• **TASKS TO CARRY OUT**:
1. In the passage on British trench songs, whose regiment sang "I Want to Go Home" during heavy bombardment?
2. Carry on the passage on British trench songs, starting after its final sentence.

• **PASSAGE PROVIDED**:
In many ways, however, the best is left for last. At the end of the book, as if huddled together for   mutual support, there’s a selection of  Music Hall and Trench Songs – the bawdy, irreverent and satiric songs, so peculiarly British, that buoyed the Tommies’ spirits even as they lay in the freezing mud. In his introduction to this final section, Tim Kendall tells us that Ivor Gurney’s regiment sang “I Want to Go Home” in the midst of heavy bombardment:

I want to go home, I want to go home.
I don’t want to go to the trenches no more,
Where whizzbangs and shrapnel they whistle and roar.
Take me over the sea, where the Alleyman can’t get at me.
Oh my, I don’t want to die, I want to go home.

I want to go home, I want to go home.
I don’t want to visit la Belle France no more,
For oh the Jack Johnsons they make such a roar.
Take me over the sea, where the snipers they can’t get at me.
Oh my, I don’t want to die, I want to go home.

It was not, Gurney admitted, a brave song, ‘but brave men sing it’.

• **DATASET EXTRACT**:
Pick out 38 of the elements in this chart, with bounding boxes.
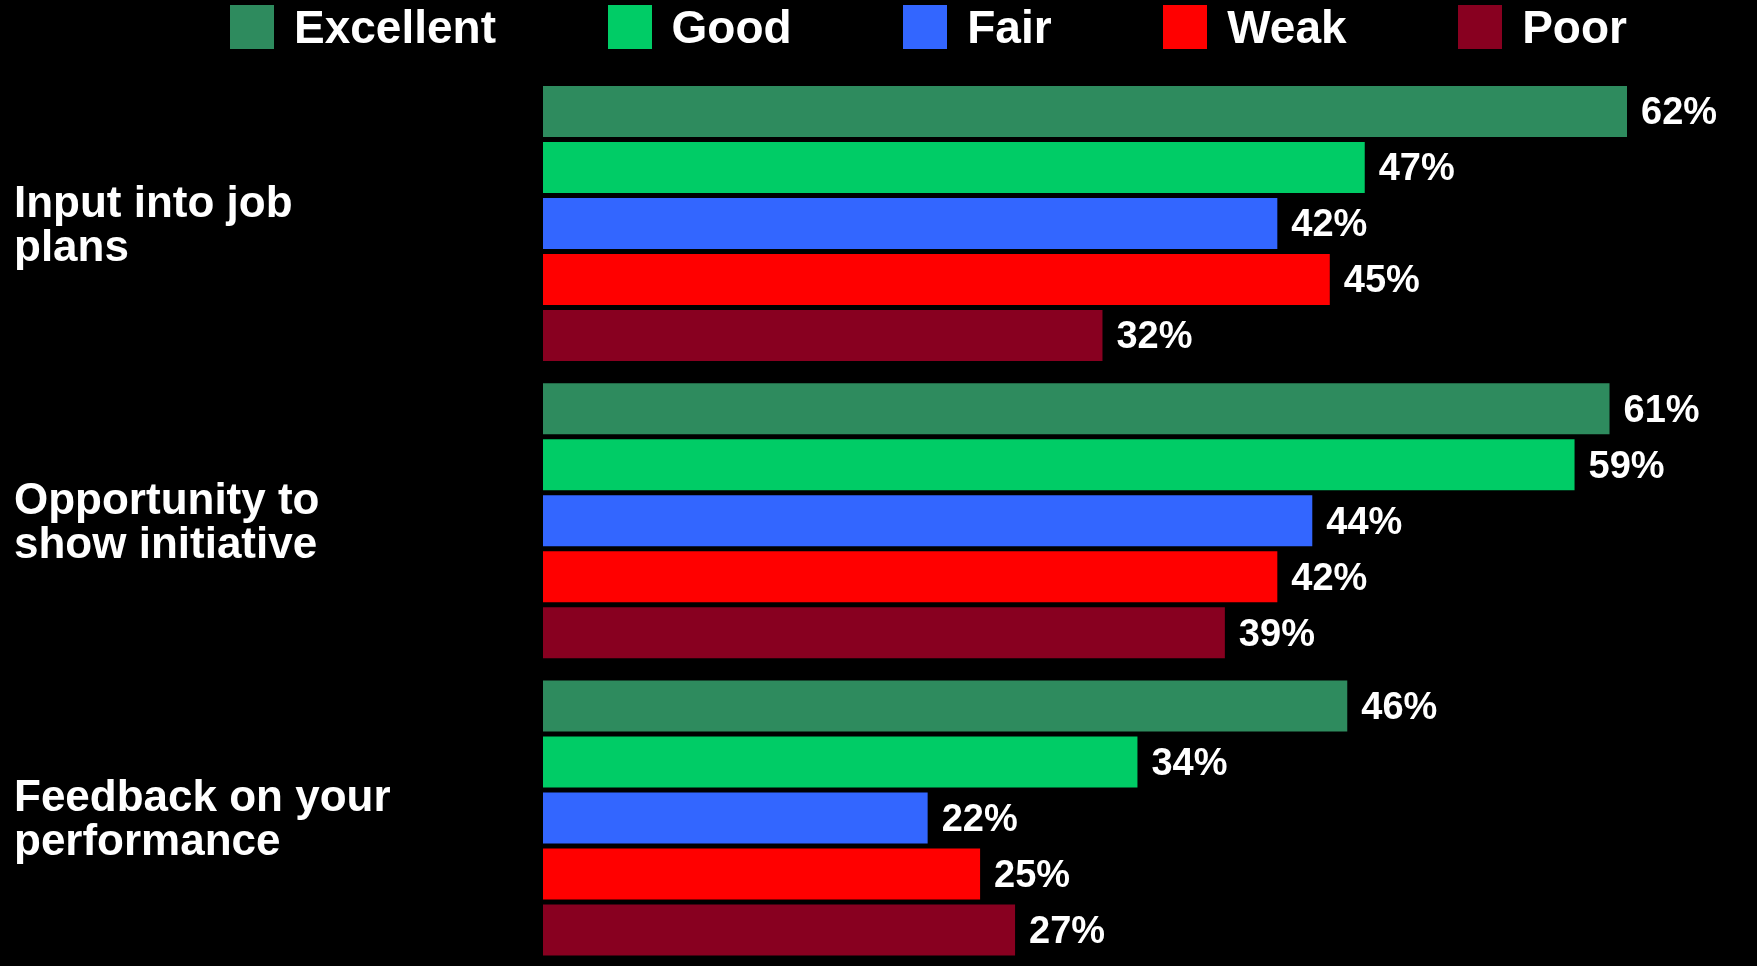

• **ANSWERS PER TASK**:
1. Ivor Gurney's regiment.

2.
Of all the (many) books I’ve read over the years about the war poets and the poetry of war, I think this one comes the closest to capturing the breadth and depth of that extraordinary burst of creativity engendered by The War to End All Wars. If pushed to recommend that one book of war poetry – I no longer feel I could do it, because this anthology now sits beside The Winter of the World on my bookshelf – as its complement and companion.

Hardback: OUP OXford. 2013. ISBN: 978-0-19-958144-3. 368pp.
Paperback: OUP Oxford. 2014. ISBN: 978-0-19-870320-4. 368pp.
Also in ebook format.

8 comments on “Poetry of the First World War: An Anthology

  1. Christine A
    November 11, 2014
  2. sshaver
    November 11, 2014

    As a writer, I’m wondering why that “I want to go home” seems more unbearably sad than all the other poems (also sad).

  3. Moira
    November 11, 2014

    You aren’t alone. It had exactly the same effect on me. That’s why I quoted it in full. And knowing that they actually sang it, under bombardment, in the trenches …

  4. Moira
    November 11, 2014

    And there’s a childish simplicity about it too, isn’t there? They’d love to just run back home … who wouldn’t? … but they can’t.

  5. Hilary
    November 11, 2014

    Thanks so much for this review, Moira – without it might have thought I already have enough WWI poetry on my shelves, but the thoughtful decisions that have gone into the arrangement of this anthology make it sound essential. And the addition of the trench songs marks it out too.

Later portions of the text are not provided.